- [Provided records]

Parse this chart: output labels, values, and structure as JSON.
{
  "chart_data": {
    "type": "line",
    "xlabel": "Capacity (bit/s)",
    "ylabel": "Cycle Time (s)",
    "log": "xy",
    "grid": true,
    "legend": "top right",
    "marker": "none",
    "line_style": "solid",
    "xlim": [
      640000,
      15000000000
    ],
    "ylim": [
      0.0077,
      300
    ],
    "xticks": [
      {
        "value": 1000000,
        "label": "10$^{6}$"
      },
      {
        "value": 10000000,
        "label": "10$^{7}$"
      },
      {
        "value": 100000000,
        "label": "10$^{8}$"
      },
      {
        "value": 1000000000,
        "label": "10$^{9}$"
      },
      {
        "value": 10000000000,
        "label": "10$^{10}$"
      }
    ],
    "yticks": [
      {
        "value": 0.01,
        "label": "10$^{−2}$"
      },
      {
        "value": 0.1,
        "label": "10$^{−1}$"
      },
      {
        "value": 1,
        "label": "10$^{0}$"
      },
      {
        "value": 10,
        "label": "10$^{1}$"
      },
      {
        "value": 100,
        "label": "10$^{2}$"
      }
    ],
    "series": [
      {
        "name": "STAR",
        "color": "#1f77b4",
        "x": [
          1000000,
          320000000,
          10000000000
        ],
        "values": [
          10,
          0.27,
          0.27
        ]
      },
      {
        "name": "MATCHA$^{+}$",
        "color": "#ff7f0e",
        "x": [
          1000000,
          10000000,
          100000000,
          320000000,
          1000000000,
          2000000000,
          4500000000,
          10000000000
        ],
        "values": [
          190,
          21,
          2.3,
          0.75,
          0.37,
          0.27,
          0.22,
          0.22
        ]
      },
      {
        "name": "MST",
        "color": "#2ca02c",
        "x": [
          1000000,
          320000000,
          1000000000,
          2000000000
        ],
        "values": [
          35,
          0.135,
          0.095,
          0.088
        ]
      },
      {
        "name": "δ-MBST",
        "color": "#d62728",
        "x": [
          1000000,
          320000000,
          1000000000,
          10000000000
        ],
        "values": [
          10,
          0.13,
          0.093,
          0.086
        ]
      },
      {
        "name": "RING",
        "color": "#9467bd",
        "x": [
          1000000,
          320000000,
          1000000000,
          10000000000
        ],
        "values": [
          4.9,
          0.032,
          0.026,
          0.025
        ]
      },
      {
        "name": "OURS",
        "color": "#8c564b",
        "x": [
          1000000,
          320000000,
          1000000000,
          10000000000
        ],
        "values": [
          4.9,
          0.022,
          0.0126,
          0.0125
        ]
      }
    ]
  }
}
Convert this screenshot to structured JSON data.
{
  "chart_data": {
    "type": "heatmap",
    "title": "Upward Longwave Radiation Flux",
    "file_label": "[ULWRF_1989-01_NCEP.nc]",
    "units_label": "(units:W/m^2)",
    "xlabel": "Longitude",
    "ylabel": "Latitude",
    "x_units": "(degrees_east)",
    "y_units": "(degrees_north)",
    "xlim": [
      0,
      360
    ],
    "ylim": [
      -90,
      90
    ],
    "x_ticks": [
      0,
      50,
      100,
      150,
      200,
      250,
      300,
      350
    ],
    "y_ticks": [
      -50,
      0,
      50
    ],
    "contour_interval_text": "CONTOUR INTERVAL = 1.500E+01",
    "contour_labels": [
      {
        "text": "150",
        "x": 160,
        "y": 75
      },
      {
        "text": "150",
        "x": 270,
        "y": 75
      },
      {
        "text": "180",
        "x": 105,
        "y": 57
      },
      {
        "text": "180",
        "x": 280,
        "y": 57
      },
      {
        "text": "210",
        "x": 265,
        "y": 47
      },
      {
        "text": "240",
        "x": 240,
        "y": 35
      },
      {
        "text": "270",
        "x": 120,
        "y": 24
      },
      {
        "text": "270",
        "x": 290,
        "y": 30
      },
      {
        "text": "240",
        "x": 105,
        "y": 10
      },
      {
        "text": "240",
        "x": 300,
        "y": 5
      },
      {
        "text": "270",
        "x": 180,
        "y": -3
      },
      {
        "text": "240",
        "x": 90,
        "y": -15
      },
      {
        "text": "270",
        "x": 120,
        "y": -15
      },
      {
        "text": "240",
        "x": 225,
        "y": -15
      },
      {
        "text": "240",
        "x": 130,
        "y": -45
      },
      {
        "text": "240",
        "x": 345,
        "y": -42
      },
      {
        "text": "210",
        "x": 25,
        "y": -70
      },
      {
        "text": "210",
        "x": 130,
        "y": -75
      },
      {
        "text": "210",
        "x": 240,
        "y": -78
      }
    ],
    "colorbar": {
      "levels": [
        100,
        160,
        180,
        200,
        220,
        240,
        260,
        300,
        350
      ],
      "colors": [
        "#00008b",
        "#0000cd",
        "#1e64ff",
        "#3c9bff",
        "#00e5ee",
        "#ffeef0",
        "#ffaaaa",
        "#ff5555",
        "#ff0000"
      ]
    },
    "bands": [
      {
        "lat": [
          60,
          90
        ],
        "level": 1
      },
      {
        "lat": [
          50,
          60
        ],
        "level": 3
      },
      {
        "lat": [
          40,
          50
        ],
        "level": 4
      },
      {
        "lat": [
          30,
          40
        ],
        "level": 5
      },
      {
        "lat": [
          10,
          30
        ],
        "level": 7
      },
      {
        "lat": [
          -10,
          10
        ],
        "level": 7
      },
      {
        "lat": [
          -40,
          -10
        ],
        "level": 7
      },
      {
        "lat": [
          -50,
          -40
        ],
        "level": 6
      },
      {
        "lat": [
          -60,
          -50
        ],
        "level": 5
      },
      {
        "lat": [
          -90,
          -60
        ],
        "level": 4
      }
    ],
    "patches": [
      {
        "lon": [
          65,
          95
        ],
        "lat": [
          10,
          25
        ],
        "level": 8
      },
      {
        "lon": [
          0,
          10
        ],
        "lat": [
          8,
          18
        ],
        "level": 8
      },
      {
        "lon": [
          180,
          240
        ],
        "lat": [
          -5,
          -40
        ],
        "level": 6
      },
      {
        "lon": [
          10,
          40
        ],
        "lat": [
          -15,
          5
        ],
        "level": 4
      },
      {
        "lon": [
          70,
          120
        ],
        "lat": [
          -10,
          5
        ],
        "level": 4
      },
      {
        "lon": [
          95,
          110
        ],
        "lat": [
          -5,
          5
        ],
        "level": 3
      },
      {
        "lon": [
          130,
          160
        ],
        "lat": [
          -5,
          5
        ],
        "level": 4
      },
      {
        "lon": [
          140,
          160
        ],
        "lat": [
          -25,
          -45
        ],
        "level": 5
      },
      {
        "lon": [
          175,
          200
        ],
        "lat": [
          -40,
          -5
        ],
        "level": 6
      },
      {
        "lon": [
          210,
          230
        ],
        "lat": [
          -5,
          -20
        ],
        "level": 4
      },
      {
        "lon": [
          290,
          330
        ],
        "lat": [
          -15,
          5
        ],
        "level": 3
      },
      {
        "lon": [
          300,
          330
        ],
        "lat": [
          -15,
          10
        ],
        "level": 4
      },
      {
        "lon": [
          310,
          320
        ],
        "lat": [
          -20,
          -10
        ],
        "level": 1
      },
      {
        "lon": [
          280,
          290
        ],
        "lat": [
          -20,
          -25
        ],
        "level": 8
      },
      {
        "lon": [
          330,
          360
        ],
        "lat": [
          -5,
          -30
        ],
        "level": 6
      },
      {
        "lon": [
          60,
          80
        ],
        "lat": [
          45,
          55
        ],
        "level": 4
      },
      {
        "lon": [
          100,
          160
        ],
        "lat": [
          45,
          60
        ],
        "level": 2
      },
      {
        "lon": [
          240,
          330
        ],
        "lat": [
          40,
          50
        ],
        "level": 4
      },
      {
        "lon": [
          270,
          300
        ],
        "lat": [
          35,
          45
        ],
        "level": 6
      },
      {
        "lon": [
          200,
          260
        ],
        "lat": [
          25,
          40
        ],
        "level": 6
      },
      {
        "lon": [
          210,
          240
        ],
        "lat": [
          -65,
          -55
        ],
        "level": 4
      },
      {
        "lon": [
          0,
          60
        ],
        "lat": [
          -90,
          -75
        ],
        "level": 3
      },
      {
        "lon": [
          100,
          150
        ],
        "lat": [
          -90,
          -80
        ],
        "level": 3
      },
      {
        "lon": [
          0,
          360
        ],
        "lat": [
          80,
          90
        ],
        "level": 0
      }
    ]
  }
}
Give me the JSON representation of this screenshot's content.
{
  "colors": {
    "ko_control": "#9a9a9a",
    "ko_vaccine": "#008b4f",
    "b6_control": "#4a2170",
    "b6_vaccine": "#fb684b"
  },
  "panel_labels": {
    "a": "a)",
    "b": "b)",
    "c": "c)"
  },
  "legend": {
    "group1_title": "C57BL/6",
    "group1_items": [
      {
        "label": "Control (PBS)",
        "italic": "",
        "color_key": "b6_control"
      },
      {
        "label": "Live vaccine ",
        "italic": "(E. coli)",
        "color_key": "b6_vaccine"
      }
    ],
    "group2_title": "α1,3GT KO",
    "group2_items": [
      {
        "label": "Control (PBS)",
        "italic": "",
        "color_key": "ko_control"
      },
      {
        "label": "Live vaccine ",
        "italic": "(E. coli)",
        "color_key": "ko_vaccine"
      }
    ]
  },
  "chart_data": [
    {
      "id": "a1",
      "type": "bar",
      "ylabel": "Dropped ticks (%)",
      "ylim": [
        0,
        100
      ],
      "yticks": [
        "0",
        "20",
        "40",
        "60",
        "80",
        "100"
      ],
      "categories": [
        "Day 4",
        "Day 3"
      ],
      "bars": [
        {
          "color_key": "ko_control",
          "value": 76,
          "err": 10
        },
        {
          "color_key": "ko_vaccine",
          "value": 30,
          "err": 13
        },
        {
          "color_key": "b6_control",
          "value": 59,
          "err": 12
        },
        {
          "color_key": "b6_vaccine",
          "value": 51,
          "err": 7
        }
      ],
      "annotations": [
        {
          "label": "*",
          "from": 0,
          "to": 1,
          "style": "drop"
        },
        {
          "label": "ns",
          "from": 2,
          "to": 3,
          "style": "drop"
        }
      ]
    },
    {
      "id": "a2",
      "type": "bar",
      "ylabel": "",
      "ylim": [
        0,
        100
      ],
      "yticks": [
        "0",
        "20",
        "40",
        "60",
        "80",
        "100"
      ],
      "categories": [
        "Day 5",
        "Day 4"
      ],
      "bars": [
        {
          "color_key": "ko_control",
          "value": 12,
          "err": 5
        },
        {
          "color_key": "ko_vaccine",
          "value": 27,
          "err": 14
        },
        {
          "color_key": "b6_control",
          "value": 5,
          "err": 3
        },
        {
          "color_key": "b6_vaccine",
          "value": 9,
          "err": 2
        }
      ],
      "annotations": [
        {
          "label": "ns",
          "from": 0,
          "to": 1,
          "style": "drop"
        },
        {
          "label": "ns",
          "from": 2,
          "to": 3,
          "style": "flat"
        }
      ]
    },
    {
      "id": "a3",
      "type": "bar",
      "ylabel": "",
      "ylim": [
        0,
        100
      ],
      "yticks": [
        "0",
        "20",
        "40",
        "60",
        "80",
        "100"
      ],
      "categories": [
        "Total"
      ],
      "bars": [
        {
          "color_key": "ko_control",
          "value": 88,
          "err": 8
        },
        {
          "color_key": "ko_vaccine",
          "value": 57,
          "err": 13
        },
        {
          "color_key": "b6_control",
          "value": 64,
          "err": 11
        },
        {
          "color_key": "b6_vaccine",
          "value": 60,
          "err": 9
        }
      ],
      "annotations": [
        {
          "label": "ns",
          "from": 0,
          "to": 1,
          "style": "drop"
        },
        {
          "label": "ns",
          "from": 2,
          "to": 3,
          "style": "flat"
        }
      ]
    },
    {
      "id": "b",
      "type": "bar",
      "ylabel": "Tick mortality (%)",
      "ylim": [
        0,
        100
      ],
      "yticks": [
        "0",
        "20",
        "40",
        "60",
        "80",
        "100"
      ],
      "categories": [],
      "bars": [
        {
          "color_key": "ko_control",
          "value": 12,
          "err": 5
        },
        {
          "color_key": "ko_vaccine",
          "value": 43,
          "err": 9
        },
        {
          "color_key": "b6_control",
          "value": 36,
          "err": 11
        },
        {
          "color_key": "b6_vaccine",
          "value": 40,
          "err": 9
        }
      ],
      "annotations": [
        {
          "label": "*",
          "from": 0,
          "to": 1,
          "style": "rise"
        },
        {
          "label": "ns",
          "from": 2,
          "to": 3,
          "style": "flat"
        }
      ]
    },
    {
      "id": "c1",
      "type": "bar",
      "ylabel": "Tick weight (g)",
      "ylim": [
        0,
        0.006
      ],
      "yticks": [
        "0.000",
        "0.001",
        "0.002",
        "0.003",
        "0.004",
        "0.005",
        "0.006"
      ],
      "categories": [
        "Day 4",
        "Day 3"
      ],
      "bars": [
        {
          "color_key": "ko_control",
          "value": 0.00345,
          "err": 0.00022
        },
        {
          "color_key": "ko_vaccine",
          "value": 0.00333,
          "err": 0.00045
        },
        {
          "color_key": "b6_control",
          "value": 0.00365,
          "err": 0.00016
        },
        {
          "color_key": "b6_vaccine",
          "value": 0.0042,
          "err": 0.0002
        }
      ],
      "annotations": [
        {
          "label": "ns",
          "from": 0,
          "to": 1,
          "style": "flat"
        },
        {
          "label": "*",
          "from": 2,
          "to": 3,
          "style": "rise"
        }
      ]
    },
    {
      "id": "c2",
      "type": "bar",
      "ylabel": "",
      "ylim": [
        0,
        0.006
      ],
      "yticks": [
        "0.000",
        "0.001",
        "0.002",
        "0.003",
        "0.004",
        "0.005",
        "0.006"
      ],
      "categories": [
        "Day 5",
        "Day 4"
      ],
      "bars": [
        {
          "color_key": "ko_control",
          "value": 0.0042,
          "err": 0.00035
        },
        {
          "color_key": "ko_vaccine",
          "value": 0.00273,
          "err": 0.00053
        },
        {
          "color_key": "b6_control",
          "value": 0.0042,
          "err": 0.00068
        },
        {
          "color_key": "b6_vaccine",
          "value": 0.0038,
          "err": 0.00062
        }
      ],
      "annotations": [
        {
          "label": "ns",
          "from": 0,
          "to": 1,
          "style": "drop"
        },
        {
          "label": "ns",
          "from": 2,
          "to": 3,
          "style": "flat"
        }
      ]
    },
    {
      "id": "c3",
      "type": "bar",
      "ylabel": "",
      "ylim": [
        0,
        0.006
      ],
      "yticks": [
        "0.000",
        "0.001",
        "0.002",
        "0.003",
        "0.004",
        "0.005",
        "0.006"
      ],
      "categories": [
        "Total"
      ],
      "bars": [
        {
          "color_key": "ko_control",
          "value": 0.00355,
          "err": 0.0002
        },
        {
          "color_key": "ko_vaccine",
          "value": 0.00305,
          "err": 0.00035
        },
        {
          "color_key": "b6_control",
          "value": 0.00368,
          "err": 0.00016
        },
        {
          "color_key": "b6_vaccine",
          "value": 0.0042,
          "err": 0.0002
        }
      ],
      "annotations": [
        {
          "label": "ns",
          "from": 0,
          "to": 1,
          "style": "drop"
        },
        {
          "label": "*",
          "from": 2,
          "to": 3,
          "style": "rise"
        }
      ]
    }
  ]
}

- [Written request]
Pull out all lines containing the word "xlabel" from the entries above.

- [Output of the task]
    "xlabel": "Capacity (bit/s)",
    "xlabel": "Longitude",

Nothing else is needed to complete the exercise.